The request:
In the entries below, identify every line with the string "health" and copy it.

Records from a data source
·····

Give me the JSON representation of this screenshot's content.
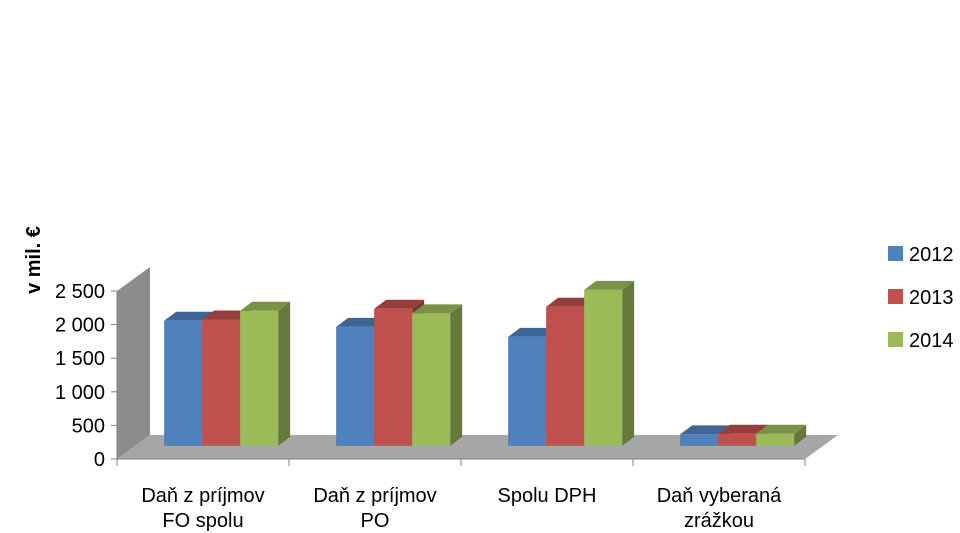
{
  "chart_data": {
    "type": "bar",
    "categories": [
      [
        "Daň z príjmov",
        "FO spolu"
      ],
      [
        "Daň z príjmov",
        "PO"
      ],
      [
        "Spolu DPH"
      ],
      [
        "Daň vyberaná",
        "zrážkou"
      ]
    ],
    "series": [
      {
        "name": "2012",
        "color": "#4F81BD",
        "values": [
          1860,
          1770,
          1620,
          170
        ]
      },
      {
        "name": "2013",
        "color": "#C0504D",
        "values": [
          1880,
          2040,
          2070,
          180
        ]
      },
      {
        "name": "2014",
        "color": "#9BBB59",
        "values": [
          2010,
          1970,
          2320,
          180
        ]
      }
    ],
    "yticks": [
      "0",
      "500",
      "1 000",
      "1 500",
      "2 000",
      "2 500"
    ],
    "ylim": [
      0,
      2500
    ],
    "ylabel": "v mil. €",
    "xlabel": "",
    "title": "",
    "legend_position": "right",
    "style": "3d-clustered-column"
  }
}
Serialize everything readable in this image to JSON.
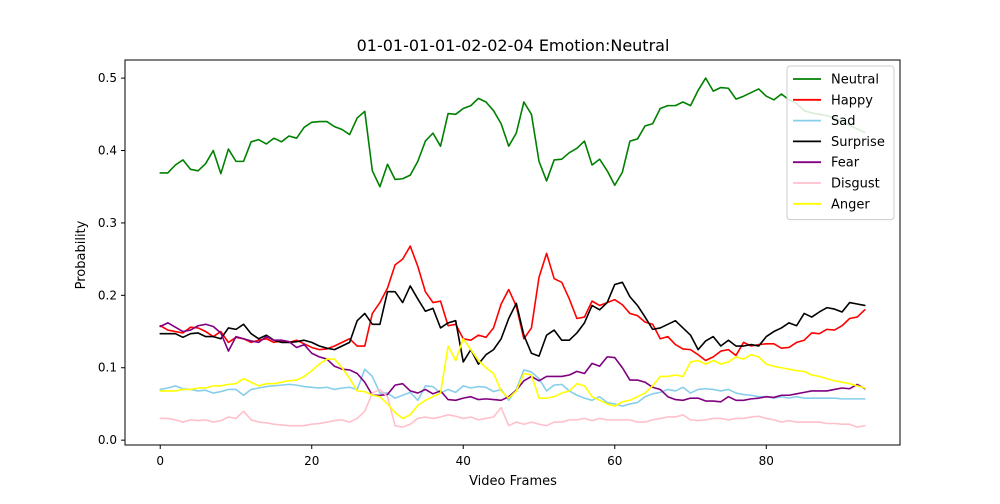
{
  "chart_data": {
    "type": "line",
    "title": "01-01-01-01-02-02-04 Emotion:Neutral",
    "xlabel": "Video Frames",
    "ylabel": "Probability",
    "xlim": [
      -4.65,
      97.65
    ],
    "ylim": [
      -0.0067,
      0.525
    ],
    "xticks": [
      0,
      20,
      40,
      60,
      80
    ],
    "yticks": [
      0.0,
      0.1,
      0.2,
      0.3,
      0.4,
      0.5
    ],
    "ytick_labels": [
      "0.0",
      "0.1",
      "0.2",
      "0.3",
      "0.4",
      "0.5"
    ],
    "grid": false,
    "legend_position": "top-right",
    "x": [
      0,
      1,
      2,
      3,
      4,
      5,
      6,
      7,
      8,
      9,
      10,
      11,
      12,
      13,
      14,
      15,
      16,
      17,
      18,
      19,
      20,
      21,
      22,
      23,
      24,
      25,
      26,
      27,
      28,
      29,
      30,
      31,
      32,
      33,
      34,
      35,
      36,
      37,
      38,
      39,
      40,
      41,
      42,
      43,
      44,
      45,
      46,
      47,
      48,
      49,
      50,
      51,
      52,
      53,
      54,
      55,
      56,
      57,
      58,
      59,
      60,
      61,
      62,
      63,
      64,
      65,
      66,
      67,
      68,
      69,
      70,
      71,
      72,
      73,
      74,
      75,
      76,
      77,
      78,
      79,
      80,
      81,
      82,
      83,
      84,
      85,
      86,
      87,
      88,
      89,
      90,
      91,
      92,
      93
    ],
    "series": [
      {
        "name": "Neutral",
        "color": "#008000",
        "values": [
          0.369,
          0.369,
          0.38,
          0.387,
          0.374,
          0.372,
          0.382,
          0.4,
          0.368,
          0.402,
          0.385,
          0.385,
          0.412,
          0.415,
          0.409,
          0.417,
          0.412,
          0.42,
          0.417,
          0.432,
          0.439,
          0.44,
          0.44,
          0.433,
          0.429,
          0.422,
          0.445,
          0.454,
          0.372,
          0.35,
          0.381,
          0.36,
          0.361,
          0.366,
          0.385,
          0.413,
          0.424,
          0.406,
          0.451,
          0.45,
          0.458,
          0.462,
          0.472,
          0.467,
          0.455,
          0.437,
          0.406,
          0.424,
          0.467,
          0.45,
          0.385,
          0.358,
          0.387,
          0.388,
          0.397,
          0.403,
          0.413,
          0.38,
          0.388,
          0.372,
          0.352,
          0.37,
          0.413,
          0.416,
          0.434,
          0.437,
          0.458,
          0.462,
          0.462,
          0.467,
          0.462,
          0.483,
          0.5,
          0.482,
          0.487,
          0.486,
          0.471,
          0.475,
          0.48,
          0.485,
          0.475,
          0.47,
          0.478,
          0.47,
          0.465,
          0.455,
          0.452,
          0.45,
          0.448,
          0.445,
          0.44,
          0.435,
          0.43,
          0.425
        ]
      },
      {
        "name": "Happy",
        "color": "#ff0000",
        "values": [
          0.158,
          0.152,
          0.15,
          0.148,
          0.156,
          0.155,
          0.15,
          0.143,
          0.15,
          0.135,
          0.142,
          0.14,
          0.135,
          0.138,
          0.14,
          0.135,
          0.137,
          0.135,
          0.138,
          0.133,
          0.128,
          0.125,
          0.126,
          0.13,
          0.135,
          0.14,
          0.13,
          0.13,
          0.175,
          0.19,
          0.21,
          0.242,
          0.25,
          0.268,
          0.24,
          0.205,
          0.19,
          0.192,
          0.158,
          0.16,
          0.14,
          0.138,
          0.145,
          0.142,
          0.155,
          0.188,
          0.208,
          0.185,
          0.14,
          0.155,
          0.225,
          0.258,
          0.223,
          0.218,
          0.195,
          0.168,
          0.17,
          0.192,
          0.186,
          0.19,
          0.194,
          0.187,
          0.175,
          0.172,
          0.163,
          0.16,
          0.14,
          0.143,
          0.132,
          0.126,
          0.125,
          0.118,
          0.11,
          0.115,
          0.123,
          0.125,
          0.117,
          0.135,
          0.13,
          0.132,
          0.133,
          0.133,
          0.127,
          0.128,
          0.135,
          0.138,
          0.148,
          0.147,
          0.153,
          0.152,
          0.158,
          0.168,
          0.17,
          0.18
        ]
      },
      {
        "name": "Sad",
        "color": "#87ceeb",
        "values": [
          0.07,
          0.072,
          0.075,
          0.071,
          0.07,
          0.068,
          0.069,
          0.065,
          0.067,
          0.07,
          0.07,
          0.062,
          0.07,
          0.072,
          0.074,
          0.075,
          0.076,
          0.077,
          0.076,
          0.074,
          0.073,
          0.072,
          0.073,
          0.07,
          0.072,
          0.073,
          0.07,
          0.098,
          0.088,
          0.065,
          0.065,
          0.058,
          0.062,
          0.066,
          0.055,
          0.075,
          0.074,
          0.065,
          0.07,
          0.066,
          0.075,
          0.072,
          0.074,
          0.073,
          0.067,
          0.07,
          0.055,
          0.07,
          0.097,
          0.094,
          0.085,
          0.068,
          0.076,
          0.077,
          0.068,
          0.062,
          0.058,
          0.055,
          0.06,
          0.052,
          0.05,
          0.047,
          0.05,
          0.052,
          0.06,
          0.064,
          0.066,
          0.07,
          0.068,
          0.073,
          0.065,
          0.07,
          0.071,
          0.07,
          0.068,
          0.07,
          0.065,
          0.063,
          0.062,
          0.06,
          0.06,
          0.058,
          0.06,
          0.058,
          0.06,
          0.058,
          0.058,
          0.058,
          0.058,
          0.058,
          0.057,
          0.057,
          0.057,
          0.057
        ]
      },
      {
        "name": "Surprise",
        "color": "#000000",
        "values": [
          0.147,
          0.147,
          0.147,
          0.142,
          0.147,
          0.148,
          0.143,
          0.143,
          0.14,
          0.155,
          0.153,
          0.16,
          0.147,
          0.14,
          0.145,
          0.138,
          0.135,
          0.135,
          0.136,
          0.138,
          0.135,
          0.13,
          0.127,
          0.125,
          0.13,
          0.135,
          0.165,
          0.175,
          0.16,
          0.16,
          0.205,
          0.205,
          0.19,
          0.213,
          0.195,
          0.178,
          0.182,
          0.155,
          0.162,
          0.165,
          0.108,
          0.125,
          0.105,
          0.118,
          0.125,
          0.14,
          0.168,
          0.189,
          0.145,
          0.12,
          0.116,
          0.145,
          0.152,
          0.138,
          0.138,
          0.148,
          0.162,
          0.186,
          0.18,
          0.19,
          0.215,
          0.218,
          0.198,
          0.186,
          0.17,
          0.153,
          0.155,
          0.16,
          0.165,
          0.155,
          0.145,
          0.125,
          0.137,
          0.143,
          0.13,
          0.138,
          0.13,
          0.13,
          0.132,
          0.13,
          0.143,
          0.15,
          0.155,
          0.162,
          0.158,
          0.175,
          0.17,
          0.177,
          0.183,
          0.181,
          0.177,
          0.19,
          0.188,
          0.186
        ]
      },
      {
        "name": "Fear",
        "color": "#800080",
        "values": [
          0.157,
          0.162,
          0.156,
          0.15,
          0.152,
          0.158,
          0.16,
          0.157,
          0.148,
          0.123,
          0.143,
          0.14,
          0.137,
          0.135,
          0.143,
          0.138,
          0.138,
          0.136,
          0.128,
          0.132,
          0.12,
          0.115,
          0.112,
          0.102,
          0.098,
          0.097,
          0.092,
          0.08,
          0.062,
          0.062,
          0.063,
          0.076,
          0.078,
          0.068,
          0.065,
          0.07,
          0.064,
          0.068,
          0.056,
          0.055,
          0.058,
          0.06,
          0.056,
          0.057,
          0.056,
          0.055,
          0.06,
          0.069,
          0.082,
          0.088,
          0.082,
          0.088,
          0.088,
          0.088,
          0.09,
          0.095,
          0.092,
          0.106,
          0.102,
          0.115,
          0.114,
          0.1,
          0.083,
          0.083,
          0.08,
          0.073,
          0.07,
          0.06,
          0.056,
          0.055,
          0.058,
          0.058,
          0.054,
          0.054,
          0.053,
          0.06,
          0.055,
          0.055,
          0.057,
          0.058,
          0.06,
          0.059,
          0.062,
          0.062,
          0.064,
          0.066,
          0.068,
          0.068,
          0.068,
          0.07,
          0.072,
          0.071,
          0.077,
          0.071
        ]
      },
      {
        "name": "Disgust",
        "color": "#ffc0cb",
        "values": [
          0.03,
          0.03,
          0.028,
          0.025,
          0.028,
          0.027,
          0.028,
          0.025,
          0.027,
          0.032,
          0.03,
          0.04,
          0.028,
          0.025,
          0.024,
          0.022,
          0.021,
          0.02,
          0.02,
          0.02,
          0.022,
          0.023,
          0.025,
          0.027,
          0.028,
          0.025,
          0.03,
          0.04,
          0.065,
          0.07,
          0.06,
          0.02,
          0.018,
          0.022,
          0.03,
          0.032,
          0.03,
          0.032,
          0.035,
          0.033,
          0.03,
          0.032,
          0.028,
          0.03,
          0.032,
          0.045,
          0.02,
          0.025,
          0.022,
          0.025,
          0.022,
          0.02,
          0.025,
          0.025,
          0.028,
          0.028,
          0.03,
          0.027,
          0.03,
          0.028,
          0.028,
          0.028,
          0.028,
          0.025,
          0.025,
          0.028,
          0.03,
          0.032,
          0.032,
          0.035,
          0.028,
          0.027,
          0.028,
          0.03,
          0.03,
          0.028,
          0.03,
          0.03,
          0.032,
          0.033,
          0.03,
          0.028,
          0.025,
          0.027,
          0.025,
          0.025,
          0.025,
          0.025,
          0.023,
          0.023,
          0.022,
          0.022,
          0.018,
          0.02
        ]
      },
      {
        "name": "Anger",
        "color": "#ffff00",
        "values": [
          0.068,
          0.068,
          0.068,
          0.07,
          0.07,
          0.072,
          0.072,
          0.075,
          0.075,
          0.077,
          0.078,
          0.085,
          0.08,
          0.075,
          0.078,
          0.078,
          0.08,
          0.082,
          0.083,
          0.088,
          0.096,
          0.105,
          0.112,
          0.112,
          0.1,
          0.085,
          0.068,
          0.067,
          0.062,
          0.06,
          0.05,
          0.038,
          0.03,
          0.035,
          0.048,
          0.055,
          0.06,
          0.065,
          0.13,
          0.11,
          0.14,
          0.125,
          0.11,
          0.1,
          0.092,
          0.068,
          0.058,
          0.068,
          0.092,
          0.09,
          0.058,
          0.058,
          0.06,
          0.065,
          0.068,
          0.078,
          0.075,
          0.06,
          0.055,
          0.05,
          0.047,
          0.053,
          0.055,
          0.06,
          0.065,
          0.075,
          0.088,
          0.088,
          0.09,
          0.088,
          0.108,
          0.11,
          0.105,
          0.11,
          0.105,
          0.108,
          0.115,
          0.112,
          0.118,
          0.115,
          0.105,
          0.102,
          0.1,
          0.098,
          0.096,
          0.095,
          0.09,
          0.088,
          0.085,
          0.082,
          0.08,
          0.078,
          0.075,
          0.072
        ]
      }
    ]
  }
}
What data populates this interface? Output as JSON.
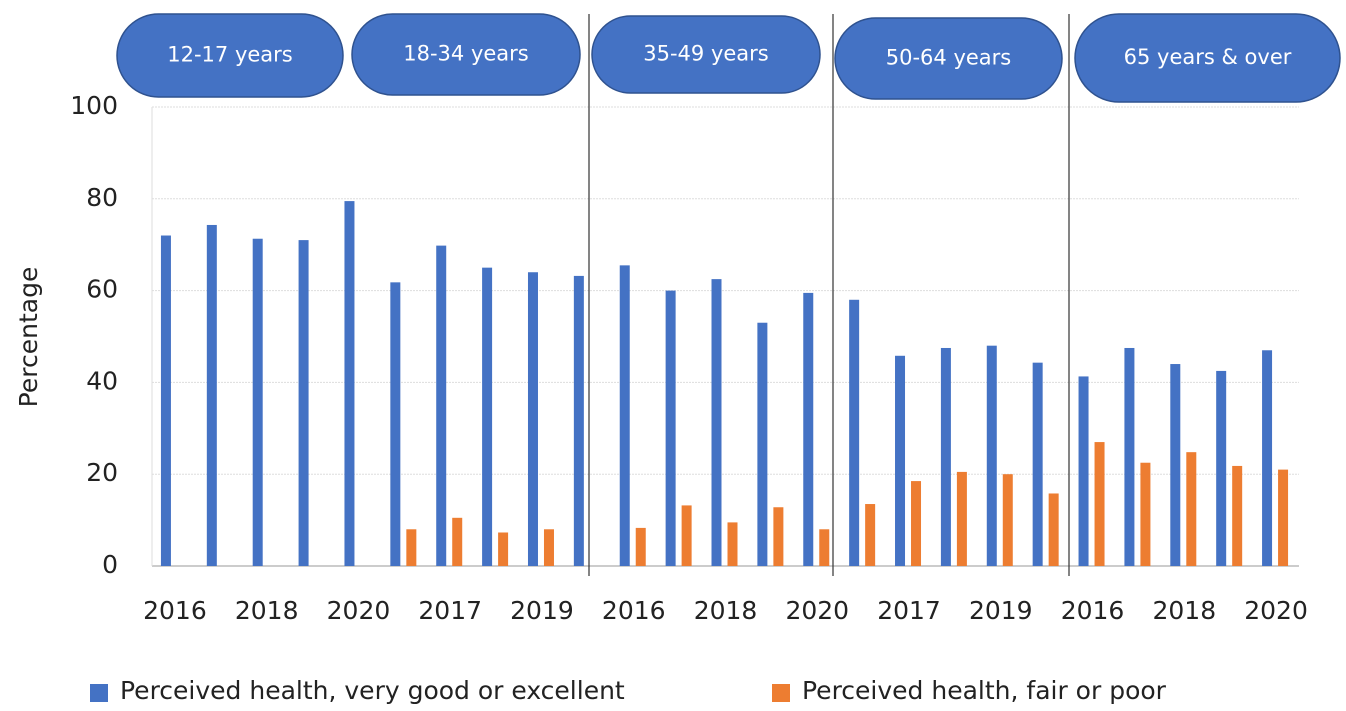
{
  "chart_data": {
    "type": "bar",
    "ylabel": "Percentage",
    "groups": [
      "12-17 years",
      "18-34 years",
      "35-49 years",
      "50-64 years",
      "65 years & over"
    ],
    "categories": [
      "2016",
      null,
      "2018",
      null,
      "2020",
      null,
      "2017",
      null,
      "2019",
      null,
      "2016",
      null,
      "2018",
      null,
      "2020",
      null,
      "2017",
      null,
      "2019",
      null,
      "2016",
      null,
      "2018",
      null,
      "2020"
    ],
    "series": [
      {
        "name": "Perceived health, very good or excellent",
        "color": "#4472c4",
        "values": [
          72,
          74.3,
          71.3,
          71,
          79.5,
          61.8,
          69.8,
          65,
          64,
          63.2,
          65.5,
          60,
          62.5,
          53,
          59.5,
          58,
          45.8,
          47.5,
          48,
          44.3,
          41.3,
          47.5,
          44,
          42.5,
          47
        ]
      },
      {
        "name": "Perceived health, fair or poor",
        "color": "#ed7d31",
        "values": [
          null,
          null,
          null,
          null,
          null,
          8,
          10.5,
          7.3,
          8,
          null,
          8.3,
          13.2,
          9.5,
          12.8,
          8,
          13.5,
          18.5,
          20.5,
          20,
          15.8,
          27,
          22.5,
          24.8,
          21.8,
          21
        ]
      }
    ],
    "ylim": [
      0,
      100
    ],
    "yticks": [
      0,
      20,
      40,
      60,
      80,
      100
    ],
    "grid": true,
    "legend": "bottom"
  }
}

·····

Final answer:
        "name": "Perceived health, very good or excellent",
        "name": "Perceived health, fair or poor",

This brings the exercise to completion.